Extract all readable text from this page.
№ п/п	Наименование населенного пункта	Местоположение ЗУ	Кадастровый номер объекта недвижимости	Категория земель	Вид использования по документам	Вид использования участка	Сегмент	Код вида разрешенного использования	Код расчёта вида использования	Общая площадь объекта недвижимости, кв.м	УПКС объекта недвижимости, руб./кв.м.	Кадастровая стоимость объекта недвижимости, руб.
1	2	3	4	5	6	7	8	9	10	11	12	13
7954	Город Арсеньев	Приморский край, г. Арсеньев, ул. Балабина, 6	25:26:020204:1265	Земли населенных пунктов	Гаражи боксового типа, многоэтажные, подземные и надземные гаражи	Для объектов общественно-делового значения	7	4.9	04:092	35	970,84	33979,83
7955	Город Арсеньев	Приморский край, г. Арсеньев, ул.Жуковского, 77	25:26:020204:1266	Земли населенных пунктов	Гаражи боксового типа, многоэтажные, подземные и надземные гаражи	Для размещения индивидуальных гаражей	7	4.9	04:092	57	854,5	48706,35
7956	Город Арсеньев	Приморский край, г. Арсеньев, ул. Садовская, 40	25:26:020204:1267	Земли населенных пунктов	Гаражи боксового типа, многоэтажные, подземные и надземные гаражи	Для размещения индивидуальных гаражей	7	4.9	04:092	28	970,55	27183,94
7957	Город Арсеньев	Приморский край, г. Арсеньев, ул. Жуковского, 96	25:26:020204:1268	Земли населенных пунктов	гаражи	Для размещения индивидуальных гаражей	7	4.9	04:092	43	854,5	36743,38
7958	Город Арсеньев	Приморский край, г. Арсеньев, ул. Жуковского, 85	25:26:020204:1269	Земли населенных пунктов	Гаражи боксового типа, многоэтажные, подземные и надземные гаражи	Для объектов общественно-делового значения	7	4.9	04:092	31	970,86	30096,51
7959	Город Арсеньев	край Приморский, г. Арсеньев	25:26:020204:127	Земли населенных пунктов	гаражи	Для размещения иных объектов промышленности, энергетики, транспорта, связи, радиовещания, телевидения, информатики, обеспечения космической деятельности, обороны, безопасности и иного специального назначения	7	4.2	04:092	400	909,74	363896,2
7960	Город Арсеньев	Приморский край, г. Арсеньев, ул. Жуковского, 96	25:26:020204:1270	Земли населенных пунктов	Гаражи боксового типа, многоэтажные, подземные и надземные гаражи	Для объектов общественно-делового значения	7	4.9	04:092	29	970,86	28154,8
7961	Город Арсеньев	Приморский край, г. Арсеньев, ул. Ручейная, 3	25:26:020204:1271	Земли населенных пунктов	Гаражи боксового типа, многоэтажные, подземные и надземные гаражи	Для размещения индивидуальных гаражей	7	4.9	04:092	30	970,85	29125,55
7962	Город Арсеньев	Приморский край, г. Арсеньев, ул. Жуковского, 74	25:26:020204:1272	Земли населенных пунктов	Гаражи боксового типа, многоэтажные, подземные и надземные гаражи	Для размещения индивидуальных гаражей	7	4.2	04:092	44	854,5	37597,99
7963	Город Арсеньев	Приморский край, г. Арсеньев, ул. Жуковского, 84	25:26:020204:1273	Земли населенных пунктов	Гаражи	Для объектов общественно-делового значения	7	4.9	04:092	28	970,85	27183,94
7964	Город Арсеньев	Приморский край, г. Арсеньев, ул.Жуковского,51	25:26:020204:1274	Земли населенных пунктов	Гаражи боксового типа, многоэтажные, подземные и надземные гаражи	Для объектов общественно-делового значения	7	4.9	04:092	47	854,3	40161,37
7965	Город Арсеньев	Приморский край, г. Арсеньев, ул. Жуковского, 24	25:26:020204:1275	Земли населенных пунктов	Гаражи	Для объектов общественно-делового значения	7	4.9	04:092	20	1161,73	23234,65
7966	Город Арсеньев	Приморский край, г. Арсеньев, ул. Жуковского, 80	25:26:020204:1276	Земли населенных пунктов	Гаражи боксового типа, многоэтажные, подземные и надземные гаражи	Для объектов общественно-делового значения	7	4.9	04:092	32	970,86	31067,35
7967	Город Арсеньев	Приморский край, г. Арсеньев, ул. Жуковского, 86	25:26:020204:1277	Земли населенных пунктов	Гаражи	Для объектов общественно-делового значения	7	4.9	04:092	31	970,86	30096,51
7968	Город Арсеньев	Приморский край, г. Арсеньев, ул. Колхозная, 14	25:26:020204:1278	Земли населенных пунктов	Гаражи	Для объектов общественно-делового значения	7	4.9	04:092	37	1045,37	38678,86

◆ ◆ ◆ ◆

Exercise: Where does the word "индивидуальных" appear in the listing? List each line that holds it.

Answer to the exercise:
7955	Город Арсеньев	Приморский край, г. Арсеньев, ул.Жуковского, 77	25:26:020204:1266	Земли населенных пунктов	Гаражи боксового типа, многоэтажные, подземные и надземные гаражи	Для размещения индивидуальных гаражей	7	4.9	04:092	57	854,5	48706,35
7956	Город Арсеньев	Приморский край, г. Арсеньев, ул. Садовская, 40	25:26:020204:1267	Земли населенных пунктов	Гаражи боксового типа, многоэтажные, подземные и надземные гаражи	Для размещения индивидуальных гаражей	7	4.9	04:092	28	970,55	27183,94
7957	Город Арсеньев	Приморский край, г. Арсеньев, ул. Жуковского, 96	25:26:020204:1268	Земли населенных пунктов	гаражи	Для размещения индивидуальных гаражей	7	4.9	04:092	43	854,5	36743,38
7961	Город Арсеньев	Приморский край, г. Арсеньев, ул. Ручейная, 3	25:26:020204:1271	Земли населенных пунктов	Гаражи боксового типа, многоэтажные, подземные и надземные гаражи	Для размещения индивидуальных гаражей	7	4.9	04:092	30	970,85	29125,55
7962	Город Арсеньев	Приморский край, г. Арсеньев, ул. Жуковского, 74	25:26:020204:1272	Земли населенных пунктов	Гаражи боксового типа, многоэтажные, подземные и надземные гаражи	Для размещения индивидуальных гаражей	7	4.2	04:092	44	854,5	37597,99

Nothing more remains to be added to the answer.